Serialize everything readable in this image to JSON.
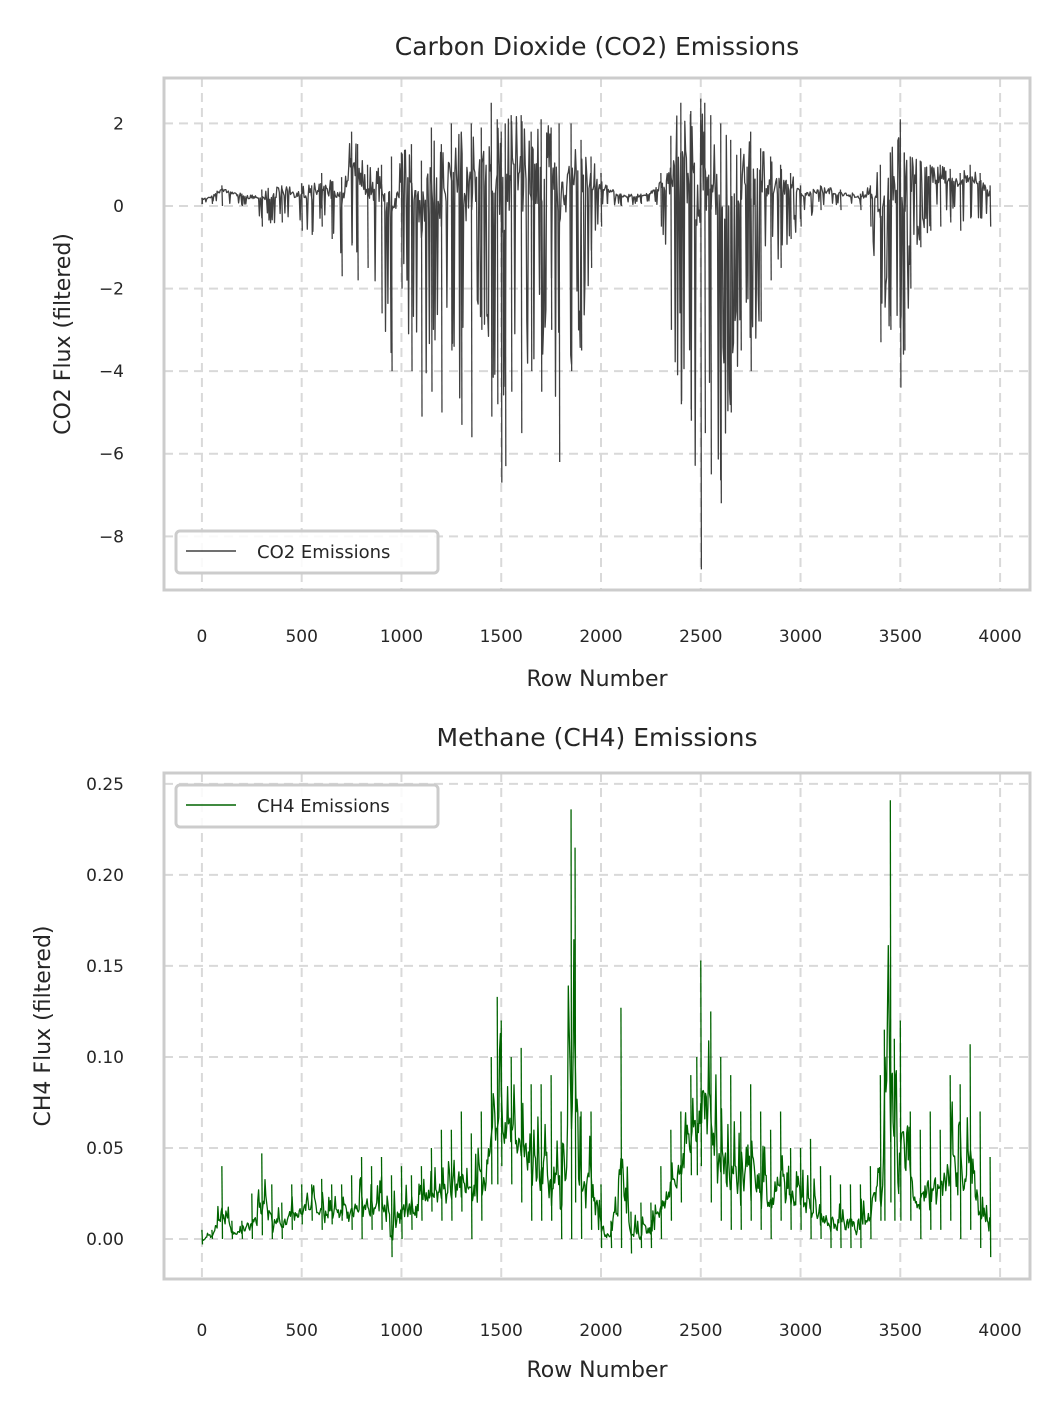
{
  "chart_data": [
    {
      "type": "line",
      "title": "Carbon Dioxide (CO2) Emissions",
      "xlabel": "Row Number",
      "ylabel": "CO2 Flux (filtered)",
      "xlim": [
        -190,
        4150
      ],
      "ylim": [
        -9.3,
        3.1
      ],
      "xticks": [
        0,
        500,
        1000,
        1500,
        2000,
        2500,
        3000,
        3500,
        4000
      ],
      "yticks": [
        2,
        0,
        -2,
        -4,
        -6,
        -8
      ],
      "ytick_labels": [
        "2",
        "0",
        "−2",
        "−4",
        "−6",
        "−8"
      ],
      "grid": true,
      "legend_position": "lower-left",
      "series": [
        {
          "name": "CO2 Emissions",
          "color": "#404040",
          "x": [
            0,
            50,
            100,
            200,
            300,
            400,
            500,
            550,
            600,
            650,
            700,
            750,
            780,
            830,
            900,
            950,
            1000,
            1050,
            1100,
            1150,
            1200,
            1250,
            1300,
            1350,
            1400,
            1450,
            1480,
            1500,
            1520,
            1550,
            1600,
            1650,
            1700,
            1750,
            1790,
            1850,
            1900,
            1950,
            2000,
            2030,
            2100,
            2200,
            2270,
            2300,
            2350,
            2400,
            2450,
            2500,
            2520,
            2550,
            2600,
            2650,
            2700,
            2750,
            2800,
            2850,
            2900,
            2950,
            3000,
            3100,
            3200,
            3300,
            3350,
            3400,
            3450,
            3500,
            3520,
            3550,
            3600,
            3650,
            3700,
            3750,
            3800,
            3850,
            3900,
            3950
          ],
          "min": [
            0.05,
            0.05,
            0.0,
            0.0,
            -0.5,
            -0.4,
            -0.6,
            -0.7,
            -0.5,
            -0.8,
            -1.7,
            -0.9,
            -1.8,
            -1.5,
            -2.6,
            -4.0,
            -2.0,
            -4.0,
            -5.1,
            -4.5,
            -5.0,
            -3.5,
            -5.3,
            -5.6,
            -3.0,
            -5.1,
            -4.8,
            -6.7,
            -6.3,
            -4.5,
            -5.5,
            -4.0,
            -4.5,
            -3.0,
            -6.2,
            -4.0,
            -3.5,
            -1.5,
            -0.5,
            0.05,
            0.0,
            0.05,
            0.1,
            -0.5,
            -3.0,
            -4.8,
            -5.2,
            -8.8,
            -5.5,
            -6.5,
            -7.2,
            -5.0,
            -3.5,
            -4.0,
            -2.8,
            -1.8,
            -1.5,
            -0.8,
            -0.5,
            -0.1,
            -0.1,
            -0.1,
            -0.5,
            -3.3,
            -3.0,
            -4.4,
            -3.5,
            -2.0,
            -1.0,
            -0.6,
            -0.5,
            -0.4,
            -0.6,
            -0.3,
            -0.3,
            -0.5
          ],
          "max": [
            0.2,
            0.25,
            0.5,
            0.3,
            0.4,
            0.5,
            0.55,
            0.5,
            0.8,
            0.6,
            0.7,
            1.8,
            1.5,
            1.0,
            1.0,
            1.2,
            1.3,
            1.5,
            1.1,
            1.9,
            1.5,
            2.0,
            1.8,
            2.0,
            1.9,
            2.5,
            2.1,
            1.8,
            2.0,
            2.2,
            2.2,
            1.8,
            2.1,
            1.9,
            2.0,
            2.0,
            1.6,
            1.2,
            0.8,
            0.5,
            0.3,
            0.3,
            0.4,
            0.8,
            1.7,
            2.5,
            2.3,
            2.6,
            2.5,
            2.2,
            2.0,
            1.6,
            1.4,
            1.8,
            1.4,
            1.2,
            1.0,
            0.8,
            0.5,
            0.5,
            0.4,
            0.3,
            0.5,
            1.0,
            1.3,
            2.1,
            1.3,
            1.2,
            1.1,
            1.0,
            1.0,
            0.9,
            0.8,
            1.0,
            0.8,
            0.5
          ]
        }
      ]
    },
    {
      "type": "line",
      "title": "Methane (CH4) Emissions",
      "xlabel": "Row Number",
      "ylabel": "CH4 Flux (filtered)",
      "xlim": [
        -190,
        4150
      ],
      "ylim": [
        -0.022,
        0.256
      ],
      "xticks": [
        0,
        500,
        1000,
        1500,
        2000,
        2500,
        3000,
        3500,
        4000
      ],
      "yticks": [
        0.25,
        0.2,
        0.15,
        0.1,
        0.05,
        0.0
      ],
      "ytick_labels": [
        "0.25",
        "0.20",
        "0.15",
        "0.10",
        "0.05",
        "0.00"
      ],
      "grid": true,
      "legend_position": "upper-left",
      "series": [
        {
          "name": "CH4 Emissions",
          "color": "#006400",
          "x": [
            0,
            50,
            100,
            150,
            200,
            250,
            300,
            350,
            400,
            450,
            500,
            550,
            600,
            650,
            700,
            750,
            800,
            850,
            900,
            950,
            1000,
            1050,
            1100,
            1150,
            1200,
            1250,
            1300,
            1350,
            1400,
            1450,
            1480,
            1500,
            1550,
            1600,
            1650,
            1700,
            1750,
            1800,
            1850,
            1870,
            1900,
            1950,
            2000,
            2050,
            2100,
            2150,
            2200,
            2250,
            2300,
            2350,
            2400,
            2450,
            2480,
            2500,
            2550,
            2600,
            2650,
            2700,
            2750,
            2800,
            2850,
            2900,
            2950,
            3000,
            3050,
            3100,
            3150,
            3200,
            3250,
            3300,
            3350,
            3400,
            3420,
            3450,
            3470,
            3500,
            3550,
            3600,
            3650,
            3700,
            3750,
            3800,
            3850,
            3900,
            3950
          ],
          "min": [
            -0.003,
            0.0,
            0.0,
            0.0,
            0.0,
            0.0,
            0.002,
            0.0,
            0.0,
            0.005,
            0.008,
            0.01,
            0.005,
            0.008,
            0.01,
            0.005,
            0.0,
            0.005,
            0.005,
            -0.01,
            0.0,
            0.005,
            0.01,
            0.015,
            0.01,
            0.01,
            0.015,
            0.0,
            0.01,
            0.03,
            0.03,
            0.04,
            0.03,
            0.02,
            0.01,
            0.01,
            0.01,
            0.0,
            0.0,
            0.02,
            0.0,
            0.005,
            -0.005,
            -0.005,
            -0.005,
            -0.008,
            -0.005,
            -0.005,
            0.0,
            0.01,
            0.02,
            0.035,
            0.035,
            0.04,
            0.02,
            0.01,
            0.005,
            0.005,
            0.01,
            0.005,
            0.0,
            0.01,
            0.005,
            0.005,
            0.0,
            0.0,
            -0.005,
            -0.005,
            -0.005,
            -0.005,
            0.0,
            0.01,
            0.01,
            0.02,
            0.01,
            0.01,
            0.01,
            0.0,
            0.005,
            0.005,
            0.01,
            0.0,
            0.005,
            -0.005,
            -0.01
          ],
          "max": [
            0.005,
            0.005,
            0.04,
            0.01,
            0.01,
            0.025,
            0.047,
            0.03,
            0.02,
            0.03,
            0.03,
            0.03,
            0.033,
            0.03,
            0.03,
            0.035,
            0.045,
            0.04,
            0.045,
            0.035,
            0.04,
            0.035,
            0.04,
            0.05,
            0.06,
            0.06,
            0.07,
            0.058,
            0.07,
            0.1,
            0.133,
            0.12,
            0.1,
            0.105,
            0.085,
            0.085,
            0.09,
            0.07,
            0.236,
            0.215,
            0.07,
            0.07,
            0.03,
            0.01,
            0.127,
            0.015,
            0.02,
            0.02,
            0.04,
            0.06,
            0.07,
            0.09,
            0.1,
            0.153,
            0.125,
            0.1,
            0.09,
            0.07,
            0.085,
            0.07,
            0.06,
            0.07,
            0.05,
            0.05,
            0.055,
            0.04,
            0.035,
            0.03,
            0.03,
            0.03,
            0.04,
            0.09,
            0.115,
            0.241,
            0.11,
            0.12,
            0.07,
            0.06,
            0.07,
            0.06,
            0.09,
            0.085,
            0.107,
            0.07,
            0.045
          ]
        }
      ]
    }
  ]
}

(TASK) Report the number of lines in the listing where the string "Emissions" appears, and nothing besides.

(SOLUTION BELOW) 4